━━ Given data

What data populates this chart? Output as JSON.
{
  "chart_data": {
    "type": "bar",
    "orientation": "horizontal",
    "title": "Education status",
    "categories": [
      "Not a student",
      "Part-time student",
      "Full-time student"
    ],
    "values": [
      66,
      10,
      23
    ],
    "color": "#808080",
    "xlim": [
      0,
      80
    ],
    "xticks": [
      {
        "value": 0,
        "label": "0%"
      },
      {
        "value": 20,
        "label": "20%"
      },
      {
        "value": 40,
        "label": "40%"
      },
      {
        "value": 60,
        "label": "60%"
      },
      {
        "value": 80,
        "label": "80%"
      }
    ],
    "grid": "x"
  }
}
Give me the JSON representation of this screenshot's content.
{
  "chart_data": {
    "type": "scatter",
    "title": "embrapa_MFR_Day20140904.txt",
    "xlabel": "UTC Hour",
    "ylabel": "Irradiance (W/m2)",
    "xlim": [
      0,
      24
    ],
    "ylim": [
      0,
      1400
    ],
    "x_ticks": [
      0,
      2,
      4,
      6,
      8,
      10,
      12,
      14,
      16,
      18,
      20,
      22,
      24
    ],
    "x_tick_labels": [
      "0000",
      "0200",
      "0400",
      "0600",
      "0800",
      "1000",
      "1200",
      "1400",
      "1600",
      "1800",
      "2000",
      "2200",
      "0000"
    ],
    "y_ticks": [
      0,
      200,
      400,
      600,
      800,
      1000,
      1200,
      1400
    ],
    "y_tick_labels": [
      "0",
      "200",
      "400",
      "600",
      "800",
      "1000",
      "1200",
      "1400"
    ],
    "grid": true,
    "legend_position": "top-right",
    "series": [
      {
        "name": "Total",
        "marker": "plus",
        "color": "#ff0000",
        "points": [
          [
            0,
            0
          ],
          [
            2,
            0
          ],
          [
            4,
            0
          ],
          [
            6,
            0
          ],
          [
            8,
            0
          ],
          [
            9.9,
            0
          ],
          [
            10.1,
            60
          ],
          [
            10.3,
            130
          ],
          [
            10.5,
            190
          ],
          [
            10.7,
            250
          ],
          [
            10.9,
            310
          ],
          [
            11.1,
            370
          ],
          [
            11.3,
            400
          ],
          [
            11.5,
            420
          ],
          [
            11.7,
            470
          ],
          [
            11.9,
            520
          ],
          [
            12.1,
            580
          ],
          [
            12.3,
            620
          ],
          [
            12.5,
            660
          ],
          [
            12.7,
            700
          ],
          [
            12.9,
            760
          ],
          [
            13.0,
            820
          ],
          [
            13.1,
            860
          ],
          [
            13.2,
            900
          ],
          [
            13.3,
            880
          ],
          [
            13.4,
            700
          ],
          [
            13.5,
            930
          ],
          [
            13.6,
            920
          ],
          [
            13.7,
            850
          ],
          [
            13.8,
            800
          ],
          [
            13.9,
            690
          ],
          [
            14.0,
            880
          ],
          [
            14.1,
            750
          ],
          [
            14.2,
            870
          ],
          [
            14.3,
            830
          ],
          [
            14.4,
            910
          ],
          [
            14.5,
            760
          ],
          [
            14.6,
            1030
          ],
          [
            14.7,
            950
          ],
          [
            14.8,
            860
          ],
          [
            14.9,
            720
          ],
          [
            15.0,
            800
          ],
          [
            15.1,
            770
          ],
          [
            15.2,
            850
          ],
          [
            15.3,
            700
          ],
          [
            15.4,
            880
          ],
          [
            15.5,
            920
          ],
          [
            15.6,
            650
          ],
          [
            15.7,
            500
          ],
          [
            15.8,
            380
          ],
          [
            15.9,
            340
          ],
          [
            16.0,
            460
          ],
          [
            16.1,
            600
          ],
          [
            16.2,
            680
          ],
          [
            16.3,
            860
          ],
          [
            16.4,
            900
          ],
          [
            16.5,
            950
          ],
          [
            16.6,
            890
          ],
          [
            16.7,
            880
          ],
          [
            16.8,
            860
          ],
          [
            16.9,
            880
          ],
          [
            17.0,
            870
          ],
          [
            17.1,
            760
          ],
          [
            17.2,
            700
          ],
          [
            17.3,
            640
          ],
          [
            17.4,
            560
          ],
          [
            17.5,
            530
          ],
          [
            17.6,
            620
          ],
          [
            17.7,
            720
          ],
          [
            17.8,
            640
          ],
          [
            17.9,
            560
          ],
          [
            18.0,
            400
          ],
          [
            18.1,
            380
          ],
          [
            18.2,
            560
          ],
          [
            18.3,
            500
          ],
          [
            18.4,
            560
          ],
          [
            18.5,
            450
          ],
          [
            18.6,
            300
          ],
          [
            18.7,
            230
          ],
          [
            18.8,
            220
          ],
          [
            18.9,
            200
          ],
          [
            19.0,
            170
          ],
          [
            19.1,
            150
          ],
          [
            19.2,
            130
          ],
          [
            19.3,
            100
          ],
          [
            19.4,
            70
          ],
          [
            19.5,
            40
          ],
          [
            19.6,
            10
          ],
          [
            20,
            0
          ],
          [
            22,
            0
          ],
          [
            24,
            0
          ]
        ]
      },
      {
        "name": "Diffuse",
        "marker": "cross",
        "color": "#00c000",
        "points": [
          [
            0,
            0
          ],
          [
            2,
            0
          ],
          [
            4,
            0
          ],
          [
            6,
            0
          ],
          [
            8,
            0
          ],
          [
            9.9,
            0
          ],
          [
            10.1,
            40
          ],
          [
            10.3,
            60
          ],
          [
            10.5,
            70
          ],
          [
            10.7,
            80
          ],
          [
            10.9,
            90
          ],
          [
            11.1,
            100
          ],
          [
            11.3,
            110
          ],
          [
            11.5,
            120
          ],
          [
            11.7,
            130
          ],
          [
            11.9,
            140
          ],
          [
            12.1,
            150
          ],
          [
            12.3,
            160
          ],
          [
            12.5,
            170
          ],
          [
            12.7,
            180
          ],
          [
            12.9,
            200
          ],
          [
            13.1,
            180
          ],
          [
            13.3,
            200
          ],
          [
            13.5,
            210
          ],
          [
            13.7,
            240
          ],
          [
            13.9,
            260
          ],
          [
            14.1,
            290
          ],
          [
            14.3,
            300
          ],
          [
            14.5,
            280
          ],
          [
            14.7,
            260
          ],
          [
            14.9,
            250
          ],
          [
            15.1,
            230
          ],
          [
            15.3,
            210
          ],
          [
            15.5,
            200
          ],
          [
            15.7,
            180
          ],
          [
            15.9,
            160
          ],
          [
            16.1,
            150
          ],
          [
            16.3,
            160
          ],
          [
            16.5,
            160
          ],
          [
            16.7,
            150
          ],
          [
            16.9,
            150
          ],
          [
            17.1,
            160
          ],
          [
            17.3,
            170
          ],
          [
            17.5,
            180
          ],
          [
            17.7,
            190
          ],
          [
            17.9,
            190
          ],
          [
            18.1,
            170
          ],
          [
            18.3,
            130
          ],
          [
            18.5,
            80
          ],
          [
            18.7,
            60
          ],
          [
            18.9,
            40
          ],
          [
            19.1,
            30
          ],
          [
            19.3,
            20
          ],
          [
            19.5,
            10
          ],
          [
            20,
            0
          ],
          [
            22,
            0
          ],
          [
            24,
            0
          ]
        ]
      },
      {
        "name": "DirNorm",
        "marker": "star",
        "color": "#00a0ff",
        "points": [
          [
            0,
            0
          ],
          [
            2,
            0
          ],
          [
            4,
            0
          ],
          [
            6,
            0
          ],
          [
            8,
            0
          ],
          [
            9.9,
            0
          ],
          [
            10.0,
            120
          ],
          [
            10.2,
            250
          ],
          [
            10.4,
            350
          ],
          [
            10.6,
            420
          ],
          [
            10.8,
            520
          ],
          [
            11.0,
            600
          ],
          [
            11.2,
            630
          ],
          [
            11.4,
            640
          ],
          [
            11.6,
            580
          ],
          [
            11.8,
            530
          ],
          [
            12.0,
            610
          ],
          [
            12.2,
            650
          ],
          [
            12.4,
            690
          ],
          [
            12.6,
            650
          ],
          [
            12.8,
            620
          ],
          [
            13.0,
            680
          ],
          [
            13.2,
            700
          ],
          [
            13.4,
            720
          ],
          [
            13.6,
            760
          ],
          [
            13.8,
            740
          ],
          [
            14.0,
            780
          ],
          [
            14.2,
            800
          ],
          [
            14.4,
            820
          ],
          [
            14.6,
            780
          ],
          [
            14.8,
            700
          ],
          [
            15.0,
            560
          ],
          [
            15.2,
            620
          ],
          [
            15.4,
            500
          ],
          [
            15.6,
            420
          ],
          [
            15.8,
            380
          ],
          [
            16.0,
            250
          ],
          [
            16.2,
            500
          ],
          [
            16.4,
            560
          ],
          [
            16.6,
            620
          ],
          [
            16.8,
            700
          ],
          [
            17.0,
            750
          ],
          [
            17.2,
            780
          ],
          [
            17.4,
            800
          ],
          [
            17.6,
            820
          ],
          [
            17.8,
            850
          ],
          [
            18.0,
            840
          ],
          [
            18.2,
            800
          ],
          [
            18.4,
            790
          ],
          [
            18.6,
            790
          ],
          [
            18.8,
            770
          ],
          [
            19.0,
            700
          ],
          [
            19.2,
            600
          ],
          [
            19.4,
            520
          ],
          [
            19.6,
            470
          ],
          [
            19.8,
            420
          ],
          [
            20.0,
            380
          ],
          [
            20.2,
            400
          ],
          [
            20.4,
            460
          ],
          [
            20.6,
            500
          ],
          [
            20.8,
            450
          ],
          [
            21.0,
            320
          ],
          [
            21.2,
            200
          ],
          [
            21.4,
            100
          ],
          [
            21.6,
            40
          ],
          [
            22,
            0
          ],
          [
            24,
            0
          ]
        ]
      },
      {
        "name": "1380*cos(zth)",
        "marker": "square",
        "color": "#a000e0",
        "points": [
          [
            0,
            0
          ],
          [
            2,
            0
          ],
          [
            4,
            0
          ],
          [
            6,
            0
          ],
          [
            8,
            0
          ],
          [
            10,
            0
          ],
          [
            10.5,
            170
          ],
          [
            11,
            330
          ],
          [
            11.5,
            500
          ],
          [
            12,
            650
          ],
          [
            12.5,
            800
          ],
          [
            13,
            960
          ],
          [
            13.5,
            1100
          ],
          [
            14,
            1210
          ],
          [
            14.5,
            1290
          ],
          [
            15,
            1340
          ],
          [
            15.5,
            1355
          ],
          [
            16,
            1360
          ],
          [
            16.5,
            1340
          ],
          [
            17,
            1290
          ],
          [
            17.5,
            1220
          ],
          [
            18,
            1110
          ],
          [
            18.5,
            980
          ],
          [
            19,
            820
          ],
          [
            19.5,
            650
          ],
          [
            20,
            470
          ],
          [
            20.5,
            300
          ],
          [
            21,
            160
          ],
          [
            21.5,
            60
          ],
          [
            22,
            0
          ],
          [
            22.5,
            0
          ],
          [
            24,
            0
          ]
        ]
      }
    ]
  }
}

━━━━

### What you need to do
From the entries, copy out each line containing the word "title".

### Final result
    "title": "Education status",
    "title": "embrapa_MFR_Day20140904.txt",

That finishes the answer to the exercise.